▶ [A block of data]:
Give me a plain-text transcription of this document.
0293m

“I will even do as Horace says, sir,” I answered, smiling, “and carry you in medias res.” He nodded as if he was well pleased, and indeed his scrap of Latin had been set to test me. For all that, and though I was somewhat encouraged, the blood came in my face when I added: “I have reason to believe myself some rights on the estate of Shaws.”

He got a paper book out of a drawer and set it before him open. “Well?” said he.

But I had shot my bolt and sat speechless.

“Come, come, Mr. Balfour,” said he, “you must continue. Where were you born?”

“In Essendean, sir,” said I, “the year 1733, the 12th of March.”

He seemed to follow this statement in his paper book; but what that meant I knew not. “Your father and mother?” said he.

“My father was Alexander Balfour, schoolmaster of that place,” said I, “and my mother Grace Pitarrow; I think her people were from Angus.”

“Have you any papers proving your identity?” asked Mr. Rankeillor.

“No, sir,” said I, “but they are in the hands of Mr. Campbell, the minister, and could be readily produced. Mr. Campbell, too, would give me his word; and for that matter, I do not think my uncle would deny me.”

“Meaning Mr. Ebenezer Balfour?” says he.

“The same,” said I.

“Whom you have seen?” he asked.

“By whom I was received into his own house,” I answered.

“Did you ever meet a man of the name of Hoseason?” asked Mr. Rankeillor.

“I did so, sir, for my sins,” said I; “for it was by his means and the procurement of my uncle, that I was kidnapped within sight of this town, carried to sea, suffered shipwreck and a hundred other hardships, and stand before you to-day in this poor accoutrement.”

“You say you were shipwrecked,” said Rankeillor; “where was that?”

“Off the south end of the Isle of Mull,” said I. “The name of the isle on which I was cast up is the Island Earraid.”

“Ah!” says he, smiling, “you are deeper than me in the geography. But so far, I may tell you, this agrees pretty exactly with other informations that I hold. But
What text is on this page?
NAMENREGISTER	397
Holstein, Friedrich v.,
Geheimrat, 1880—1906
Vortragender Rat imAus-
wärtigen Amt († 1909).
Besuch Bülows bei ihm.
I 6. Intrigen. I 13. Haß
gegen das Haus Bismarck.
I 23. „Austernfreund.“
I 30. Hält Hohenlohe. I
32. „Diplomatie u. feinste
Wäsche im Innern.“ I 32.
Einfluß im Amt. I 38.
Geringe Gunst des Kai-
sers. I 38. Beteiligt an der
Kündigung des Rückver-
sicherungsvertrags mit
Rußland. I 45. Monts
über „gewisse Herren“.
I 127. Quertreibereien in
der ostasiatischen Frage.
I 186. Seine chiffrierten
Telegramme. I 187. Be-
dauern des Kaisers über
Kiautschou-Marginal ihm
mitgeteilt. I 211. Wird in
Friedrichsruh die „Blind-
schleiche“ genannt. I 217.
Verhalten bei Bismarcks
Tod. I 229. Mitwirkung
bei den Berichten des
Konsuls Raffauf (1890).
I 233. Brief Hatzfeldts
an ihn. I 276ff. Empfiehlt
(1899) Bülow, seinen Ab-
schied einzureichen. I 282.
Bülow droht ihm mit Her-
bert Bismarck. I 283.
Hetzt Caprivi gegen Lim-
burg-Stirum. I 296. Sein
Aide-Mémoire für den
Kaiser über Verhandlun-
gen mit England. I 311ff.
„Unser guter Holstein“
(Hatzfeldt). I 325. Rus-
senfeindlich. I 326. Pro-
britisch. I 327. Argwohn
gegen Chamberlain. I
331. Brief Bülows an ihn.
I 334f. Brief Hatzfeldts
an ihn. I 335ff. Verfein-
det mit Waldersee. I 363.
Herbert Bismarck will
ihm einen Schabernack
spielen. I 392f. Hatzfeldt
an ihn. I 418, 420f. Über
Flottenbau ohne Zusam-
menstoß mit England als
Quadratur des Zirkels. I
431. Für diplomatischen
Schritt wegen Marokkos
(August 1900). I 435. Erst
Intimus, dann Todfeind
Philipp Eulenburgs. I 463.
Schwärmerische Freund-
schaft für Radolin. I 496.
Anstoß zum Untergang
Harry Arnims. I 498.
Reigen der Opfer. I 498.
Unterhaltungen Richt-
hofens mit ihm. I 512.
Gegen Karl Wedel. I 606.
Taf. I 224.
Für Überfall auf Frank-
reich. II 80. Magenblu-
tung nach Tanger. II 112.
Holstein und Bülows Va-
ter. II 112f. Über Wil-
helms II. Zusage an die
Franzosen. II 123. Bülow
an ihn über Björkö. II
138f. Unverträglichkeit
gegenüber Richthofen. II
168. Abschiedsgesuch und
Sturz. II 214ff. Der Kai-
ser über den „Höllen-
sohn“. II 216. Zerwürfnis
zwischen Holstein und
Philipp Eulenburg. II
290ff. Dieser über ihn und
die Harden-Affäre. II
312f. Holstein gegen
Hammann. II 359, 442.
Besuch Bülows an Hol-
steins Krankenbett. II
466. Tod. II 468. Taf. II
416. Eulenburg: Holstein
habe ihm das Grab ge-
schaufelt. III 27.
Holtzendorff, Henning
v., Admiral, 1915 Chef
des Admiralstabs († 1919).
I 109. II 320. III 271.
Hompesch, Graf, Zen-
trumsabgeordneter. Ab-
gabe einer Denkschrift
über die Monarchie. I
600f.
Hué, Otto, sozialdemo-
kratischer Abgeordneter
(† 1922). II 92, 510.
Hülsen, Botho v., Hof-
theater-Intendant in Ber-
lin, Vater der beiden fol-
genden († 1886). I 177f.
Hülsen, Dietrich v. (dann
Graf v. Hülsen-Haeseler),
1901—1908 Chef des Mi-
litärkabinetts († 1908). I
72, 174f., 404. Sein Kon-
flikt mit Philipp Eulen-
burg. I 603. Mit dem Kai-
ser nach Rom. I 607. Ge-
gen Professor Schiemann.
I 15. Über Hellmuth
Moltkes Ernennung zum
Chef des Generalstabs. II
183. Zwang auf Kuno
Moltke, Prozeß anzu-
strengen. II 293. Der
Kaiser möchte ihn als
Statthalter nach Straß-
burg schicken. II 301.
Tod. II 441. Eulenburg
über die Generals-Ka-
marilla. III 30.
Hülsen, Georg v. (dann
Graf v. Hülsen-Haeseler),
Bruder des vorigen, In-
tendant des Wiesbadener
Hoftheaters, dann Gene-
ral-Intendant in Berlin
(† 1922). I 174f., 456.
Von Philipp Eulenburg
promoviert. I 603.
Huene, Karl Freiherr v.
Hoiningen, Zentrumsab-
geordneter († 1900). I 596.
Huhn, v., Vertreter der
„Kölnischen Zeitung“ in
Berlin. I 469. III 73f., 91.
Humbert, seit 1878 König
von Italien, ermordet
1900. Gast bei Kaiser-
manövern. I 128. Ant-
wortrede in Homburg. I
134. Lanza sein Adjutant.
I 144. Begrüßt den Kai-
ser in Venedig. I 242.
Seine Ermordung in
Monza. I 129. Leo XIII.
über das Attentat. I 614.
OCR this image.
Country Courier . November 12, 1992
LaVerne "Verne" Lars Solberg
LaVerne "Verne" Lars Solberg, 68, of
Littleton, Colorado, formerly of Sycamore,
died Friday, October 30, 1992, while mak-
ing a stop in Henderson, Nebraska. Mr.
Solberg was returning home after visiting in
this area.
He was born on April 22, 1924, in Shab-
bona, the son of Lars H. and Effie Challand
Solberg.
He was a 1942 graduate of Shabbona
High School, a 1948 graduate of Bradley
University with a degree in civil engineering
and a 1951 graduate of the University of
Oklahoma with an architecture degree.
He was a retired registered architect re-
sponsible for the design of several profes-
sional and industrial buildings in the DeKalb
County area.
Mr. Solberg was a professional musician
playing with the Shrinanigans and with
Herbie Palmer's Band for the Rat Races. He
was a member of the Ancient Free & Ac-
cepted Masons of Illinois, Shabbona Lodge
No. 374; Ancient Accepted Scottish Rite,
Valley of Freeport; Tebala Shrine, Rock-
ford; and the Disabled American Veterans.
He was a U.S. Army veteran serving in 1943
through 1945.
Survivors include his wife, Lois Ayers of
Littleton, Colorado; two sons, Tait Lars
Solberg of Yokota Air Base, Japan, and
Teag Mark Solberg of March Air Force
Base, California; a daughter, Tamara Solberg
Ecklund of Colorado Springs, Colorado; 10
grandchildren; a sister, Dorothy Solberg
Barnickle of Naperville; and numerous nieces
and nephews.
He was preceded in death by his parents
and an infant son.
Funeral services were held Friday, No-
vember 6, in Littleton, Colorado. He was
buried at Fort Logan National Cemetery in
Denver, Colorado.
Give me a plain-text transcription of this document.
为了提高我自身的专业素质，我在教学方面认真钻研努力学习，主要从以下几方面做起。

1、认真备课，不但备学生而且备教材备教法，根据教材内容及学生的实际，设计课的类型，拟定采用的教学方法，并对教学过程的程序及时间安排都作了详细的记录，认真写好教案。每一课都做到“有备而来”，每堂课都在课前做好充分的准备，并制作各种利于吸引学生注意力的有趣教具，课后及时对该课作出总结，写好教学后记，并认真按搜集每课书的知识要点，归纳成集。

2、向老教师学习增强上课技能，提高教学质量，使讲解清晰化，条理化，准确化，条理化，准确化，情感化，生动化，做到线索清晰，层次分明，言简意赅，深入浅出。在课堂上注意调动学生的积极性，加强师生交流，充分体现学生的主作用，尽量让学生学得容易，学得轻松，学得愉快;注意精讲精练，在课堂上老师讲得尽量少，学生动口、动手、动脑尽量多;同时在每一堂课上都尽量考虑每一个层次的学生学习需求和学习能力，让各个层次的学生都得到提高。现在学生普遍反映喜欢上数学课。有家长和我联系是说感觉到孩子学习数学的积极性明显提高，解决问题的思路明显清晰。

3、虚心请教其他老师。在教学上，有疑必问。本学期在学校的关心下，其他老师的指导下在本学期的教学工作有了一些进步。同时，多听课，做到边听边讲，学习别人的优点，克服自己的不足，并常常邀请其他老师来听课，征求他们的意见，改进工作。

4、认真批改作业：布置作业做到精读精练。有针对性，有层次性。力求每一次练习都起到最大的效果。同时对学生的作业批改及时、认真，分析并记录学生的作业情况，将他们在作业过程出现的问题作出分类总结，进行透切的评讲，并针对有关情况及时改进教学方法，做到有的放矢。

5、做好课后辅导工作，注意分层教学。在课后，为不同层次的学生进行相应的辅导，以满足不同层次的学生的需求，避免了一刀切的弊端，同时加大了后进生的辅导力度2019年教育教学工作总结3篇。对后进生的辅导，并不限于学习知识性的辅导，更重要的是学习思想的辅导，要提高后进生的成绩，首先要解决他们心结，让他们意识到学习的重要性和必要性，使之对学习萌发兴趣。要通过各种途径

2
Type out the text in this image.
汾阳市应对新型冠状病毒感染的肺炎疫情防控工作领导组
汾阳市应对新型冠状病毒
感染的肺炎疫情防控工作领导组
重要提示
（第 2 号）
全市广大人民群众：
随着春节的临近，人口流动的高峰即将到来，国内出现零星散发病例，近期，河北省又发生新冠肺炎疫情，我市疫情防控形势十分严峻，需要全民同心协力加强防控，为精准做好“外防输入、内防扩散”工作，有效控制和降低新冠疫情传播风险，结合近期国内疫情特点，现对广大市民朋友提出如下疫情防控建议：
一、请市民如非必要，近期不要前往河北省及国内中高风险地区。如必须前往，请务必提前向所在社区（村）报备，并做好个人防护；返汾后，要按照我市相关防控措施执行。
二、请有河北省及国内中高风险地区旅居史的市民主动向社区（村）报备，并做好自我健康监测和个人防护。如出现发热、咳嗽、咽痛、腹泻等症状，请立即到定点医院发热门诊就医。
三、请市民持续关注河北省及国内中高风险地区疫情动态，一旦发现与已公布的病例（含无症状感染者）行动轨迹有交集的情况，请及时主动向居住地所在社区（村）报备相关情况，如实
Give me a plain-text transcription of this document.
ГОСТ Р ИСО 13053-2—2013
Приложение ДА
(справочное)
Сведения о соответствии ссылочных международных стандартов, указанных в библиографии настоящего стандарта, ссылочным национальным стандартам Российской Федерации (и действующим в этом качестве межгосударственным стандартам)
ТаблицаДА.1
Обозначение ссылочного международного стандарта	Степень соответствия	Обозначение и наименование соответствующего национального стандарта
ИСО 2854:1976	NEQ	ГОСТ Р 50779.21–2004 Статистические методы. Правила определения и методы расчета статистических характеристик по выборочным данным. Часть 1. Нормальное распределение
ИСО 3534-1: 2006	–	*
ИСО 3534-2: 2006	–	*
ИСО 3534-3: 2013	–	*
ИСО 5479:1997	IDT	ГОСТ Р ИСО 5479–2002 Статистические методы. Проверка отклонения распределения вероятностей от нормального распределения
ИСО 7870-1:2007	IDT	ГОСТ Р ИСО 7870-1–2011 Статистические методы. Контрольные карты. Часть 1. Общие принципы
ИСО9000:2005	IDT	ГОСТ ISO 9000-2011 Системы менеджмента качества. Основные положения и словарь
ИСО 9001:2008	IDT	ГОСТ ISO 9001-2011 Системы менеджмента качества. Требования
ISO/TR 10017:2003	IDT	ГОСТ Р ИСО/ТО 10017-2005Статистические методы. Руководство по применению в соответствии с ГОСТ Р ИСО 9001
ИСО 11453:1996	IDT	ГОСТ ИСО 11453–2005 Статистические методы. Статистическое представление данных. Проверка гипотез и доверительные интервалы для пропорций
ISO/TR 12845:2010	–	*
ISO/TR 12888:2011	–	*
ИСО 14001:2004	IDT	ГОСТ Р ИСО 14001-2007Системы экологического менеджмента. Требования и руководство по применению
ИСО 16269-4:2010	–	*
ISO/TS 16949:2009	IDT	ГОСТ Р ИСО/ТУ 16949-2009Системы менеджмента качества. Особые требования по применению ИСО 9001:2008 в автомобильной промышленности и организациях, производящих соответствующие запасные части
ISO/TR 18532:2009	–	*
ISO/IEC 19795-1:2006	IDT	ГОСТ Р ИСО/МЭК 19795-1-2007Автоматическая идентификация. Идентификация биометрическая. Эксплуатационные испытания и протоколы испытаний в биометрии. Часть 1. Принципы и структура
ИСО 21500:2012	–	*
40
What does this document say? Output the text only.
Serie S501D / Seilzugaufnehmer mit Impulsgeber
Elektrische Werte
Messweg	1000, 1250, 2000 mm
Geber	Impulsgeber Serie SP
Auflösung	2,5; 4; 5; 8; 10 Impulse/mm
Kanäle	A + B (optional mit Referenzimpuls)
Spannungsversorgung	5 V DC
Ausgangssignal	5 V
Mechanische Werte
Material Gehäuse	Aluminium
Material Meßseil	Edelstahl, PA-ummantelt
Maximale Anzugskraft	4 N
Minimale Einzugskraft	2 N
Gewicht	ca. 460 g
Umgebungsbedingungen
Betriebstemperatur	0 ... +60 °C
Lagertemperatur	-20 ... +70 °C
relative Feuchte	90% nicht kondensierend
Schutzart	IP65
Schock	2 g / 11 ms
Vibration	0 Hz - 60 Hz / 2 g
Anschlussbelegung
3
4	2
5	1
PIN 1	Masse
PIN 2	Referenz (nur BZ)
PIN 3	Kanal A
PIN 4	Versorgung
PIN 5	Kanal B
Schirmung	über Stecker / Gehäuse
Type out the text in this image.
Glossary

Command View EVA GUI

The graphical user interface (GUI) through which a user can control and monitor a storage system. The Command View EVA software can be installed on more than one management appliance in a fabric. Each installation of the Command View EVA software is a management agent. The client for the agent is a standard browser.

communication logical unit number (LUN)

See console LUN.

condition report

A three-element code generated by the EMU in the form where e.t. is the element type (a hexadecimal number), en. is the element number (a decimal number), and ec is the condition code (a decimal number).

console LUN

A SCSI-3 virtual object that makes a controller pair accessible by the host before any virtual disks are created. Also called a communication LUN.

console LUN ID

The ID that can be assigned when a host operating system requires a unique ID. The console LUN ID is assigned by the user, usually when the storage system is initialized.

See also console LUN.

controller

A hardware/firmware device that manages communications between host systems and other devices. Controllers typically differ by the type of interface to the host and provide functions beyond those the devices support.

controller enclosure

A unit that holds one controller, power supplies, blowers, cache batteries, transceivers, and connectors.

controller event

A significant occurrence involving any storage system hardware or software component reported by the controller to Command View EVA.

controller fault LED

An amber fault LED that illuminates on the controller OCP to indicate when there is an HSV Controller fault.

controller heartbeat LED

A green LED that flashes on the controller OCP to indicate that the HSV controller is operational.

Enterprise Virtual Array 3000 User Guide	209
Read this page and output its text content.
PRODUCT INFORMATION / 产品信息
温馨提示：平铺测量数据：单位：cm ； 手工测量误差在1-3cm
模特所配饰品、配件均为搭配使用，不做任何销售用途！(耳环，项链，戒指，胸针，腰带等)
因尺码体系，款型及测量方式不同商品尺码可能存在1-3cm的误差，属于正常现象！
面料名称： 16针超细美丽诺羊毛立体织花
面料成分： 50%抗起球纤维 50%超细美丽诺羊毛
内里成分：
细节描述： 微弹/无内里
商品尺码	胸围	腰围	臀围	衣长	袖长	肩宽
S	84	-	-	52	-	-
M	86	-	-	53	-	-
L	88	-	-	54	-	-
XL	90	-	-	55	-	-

▶ [Written request]: In the records above, find each line holding "says" and copy it.

▶ [Result below]:
“I will even do as Horace says, sir,” I answered, smiling, “and carry you in medias res.” He nodded as if he was well pleased, and indeed his scrap of Latin had been set to test me. For all that, and though I was somewhat encouraged, the blood came in my face when I added: “I have reason to believe myself some rights on the estate of Shaws.”
“Meaning Mr. Ebenezer Balfour?” says he.
“Ah!” says he, smiling, “you are deeper than me in the geography. But so far, I may tell you, this agrees pretty exactly with other informations that I hold. But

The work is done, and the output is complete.